═══ Exercise input ═══

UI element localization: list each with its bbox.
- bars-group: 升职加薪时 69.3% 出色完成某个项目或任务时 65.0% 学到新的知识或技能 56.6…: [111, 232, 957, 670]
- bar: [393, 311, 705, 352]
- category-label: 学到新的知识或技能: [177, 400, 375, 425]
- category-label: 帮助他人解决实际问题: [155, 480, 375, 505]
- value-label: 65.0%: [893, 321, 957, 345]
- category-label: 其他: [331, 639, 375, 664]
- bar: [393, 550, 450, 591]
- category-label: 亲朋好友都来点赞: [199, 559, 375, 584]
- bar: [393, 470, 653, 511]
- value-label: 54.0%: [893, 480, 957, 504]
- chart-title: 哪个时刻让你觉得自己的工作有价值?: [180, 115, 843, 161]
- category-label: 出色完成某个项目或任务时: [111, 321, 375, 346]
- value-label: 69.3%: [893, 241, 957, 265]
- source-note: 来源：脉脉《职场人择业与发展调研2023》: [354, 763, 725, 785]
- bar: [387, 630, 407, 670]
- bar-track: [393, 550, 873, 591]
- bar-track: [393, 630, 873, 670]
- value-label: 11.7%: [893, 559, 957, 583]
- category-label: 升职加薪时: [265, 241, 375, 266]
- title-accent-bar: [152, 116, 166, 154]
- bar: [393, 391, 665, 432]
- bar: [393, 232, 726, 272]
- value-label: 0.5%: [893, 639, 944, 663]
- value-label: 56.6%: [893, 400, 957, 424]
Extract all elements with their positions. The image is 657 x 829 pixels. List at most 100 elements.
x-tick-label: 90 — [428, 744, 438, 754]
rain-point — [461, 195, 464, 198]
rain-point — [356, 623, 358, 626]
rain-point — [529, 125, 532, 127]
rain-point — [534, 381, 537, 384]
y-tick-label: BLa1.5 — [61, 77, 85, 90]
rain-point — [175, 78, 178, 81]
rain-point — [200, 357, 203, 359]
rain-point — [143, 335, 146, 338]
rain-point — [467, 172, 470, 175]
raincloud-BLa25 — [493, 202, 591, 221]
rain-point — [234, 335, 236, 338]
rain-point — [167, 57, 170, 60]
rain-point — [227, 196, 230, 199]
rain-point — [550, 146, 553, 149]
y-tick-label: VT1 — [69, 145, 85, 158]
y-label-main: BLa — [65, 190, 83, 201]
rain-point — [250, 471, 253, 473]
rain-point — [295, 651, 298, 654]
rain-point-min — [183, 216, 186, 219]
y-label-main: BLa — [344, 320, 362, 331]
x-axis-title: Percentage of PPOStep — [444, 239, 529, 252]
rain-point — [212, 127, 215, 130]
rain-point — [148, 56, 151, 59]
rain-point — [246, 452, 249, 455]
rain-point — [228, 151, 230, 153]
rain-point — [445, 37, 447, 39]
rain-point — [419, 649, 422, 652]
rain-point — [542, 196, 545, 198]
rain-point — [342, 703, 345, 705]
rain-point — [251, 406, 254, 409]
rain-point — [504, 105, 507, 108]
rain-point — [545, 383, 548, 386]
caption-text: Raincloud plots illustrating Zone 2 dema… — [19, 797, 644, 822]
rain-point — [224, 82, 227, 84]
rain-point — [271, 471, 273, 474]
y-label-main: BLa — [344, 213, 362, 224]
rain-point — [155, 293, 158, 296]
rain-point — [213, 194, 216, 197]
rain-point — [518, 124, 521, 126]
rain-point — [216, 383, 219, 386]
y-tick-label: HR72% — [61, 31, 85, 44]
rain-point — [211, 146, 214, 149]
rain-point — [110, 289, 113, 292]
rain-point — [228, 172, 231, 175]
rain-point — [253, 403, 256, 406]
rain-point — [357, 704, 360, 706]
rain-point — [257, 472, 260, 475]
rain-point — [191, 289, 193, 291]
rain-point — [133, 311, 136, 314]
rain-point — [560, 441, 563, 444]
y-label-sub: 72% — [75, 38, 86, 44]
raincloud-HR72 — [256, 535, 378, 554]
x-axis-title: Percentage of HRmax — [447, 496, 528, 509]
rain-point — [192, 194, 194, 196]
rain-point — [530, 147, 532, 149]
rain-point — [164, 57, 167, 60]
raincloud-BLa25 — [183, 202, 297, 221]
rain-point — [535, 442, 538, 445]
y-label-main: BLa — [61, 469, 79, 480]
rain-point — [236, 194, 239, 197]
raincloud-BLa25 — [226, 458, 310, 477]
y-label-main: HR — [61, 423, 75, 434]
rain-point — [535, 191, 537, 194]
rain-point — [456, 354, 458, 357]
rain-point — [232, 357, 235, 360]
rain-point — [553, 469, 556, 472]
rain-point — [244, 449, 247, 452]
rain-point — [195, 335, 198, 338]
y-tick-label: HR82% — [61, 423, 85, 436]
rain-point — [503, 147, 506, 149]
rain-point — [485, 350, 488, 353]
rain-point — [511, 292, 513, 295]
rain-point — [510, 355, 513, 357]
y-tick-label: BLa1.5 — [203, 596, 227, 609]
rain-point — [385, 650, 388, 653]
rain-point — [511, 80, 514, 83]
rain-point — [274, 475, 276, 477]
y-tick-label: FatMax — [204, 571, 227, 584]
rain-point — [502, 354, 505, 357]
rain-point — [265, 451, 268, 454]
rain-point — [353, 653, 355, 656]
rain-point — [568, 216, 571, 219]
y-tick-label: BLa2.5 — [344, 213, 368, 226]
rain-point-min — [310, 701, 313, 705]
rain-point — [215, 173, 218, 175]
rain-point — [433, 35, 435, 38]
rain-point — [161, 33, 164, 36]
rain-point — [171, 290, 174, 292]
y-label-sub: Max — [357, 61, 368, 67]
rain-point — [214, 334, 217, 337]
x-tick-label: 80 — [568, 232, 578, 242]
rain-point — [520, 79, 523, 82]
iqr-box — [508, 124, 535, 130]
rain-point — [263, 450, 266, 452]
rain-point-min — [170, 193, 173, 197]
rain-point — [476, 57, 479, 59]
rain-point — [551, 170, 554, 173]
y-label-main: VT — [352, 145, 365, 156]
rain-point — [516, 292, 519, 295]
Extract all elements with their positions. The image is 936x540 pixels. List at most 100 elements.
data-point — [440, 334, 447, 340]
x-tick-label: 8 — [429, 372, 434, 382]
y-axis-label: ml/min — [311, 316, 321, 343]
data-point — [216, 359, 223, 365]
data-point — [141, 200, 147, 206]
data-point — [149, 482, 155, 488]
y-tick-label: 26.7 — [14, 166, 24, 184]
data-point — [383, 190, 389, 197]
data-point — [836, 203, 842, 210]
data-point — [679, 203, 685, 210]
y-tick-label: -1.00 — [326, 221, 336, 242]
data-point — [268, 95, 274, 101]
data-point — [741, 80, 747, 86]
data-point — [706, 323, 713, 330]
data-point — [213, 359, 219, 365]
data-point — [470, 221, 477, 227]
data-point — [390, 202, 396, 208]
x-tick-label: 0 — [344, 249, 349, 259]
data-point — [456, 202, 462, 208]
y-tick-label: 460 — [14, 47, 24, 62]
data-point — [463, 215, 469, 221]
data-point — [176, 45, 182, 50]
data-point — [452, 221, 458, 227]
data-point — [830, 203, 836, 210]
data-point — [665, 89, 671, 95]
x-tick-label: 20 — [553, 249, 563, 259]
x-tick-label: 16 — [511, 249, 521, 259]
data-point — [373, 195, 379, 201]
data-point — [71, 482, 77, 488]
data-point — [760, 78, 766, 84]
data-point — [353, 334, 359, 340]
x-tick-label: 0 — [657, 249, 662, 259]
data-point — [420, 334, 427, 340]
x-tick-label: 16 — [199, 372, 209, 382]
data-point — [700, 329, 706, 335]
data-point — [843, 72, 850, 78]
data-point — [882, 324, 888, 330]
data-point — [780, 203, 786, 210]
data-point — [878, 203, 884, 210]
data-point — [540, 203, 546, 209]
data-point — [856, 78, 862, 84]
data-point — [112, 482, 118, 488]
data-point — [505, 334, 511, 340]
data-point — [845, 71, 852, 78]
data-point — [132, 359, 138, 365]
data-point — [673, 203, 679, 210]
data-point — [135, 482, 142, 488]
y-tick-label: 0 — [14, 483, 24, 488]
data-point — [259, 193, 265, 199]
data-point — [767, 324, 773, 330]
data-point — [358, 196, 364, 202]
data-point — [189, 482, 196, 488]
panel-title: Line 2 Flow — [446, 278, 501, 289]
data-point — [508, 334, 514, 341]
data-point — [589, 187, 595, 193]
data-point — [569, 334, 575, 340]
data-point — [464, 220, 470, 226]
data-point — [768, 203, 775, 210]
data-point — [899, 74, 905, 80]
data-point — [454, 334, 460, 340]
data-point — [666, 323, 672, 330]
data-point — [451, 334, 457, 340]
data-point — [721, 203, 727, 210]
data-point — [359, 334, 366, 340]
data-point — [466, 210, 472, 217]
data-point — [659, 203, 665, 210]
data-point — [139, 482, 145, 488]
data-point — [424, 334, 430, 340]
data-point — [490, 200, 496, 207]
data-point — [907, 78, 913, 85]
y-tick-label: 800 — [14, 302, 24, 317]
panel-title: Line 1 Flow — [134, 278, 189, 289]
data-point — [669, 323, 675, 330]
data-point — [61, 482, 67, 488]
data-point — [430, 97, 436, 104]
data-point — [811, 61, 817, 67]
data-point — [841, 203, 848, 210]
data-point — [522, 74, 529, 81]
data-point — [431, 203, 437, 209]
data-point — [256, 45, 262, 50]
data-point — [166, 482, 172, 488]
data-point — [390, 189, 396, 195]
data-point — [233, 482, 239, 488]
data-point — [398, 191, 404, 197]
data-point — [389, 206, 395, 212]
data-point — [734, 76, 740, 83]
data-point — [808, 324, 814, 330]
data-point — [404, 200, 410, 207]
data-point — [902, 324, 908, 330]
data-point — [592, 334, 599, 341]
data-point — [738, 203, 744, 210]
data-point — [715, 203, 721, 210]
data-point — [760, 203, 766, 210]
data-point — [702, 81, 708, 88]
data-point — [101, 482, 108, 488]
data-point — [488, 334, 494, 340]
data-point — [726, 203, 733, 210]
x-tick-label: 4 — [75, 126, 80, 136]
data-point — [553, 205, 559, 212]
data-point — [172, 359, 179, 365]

═══

• Written problem:
Retype the records from the first line through the line containing "- bar: [393, 550, 450, 591]", both included, character for character.

• Exercise result:
UI element localization: list each with its bbox.
- bars-group: 升职加薪时 69.3% 出色完成某个项目或任务时 65.0% 学到新的知识或技能 56.6…: [111, 232, 957, 670]
- bar: [393, 311, 705, 352]
- category-label: 学到新的知识或技能: [177, 400, 375, 425]
- category-label: 帮助他人解决实际问题: [155, 480, 375, 505]
- value-label: 65.0%: [893, 321, 957, 345]
- category-label: 其他: [331, 639, 375, 664]
- bar: [393, 550, 450, 591]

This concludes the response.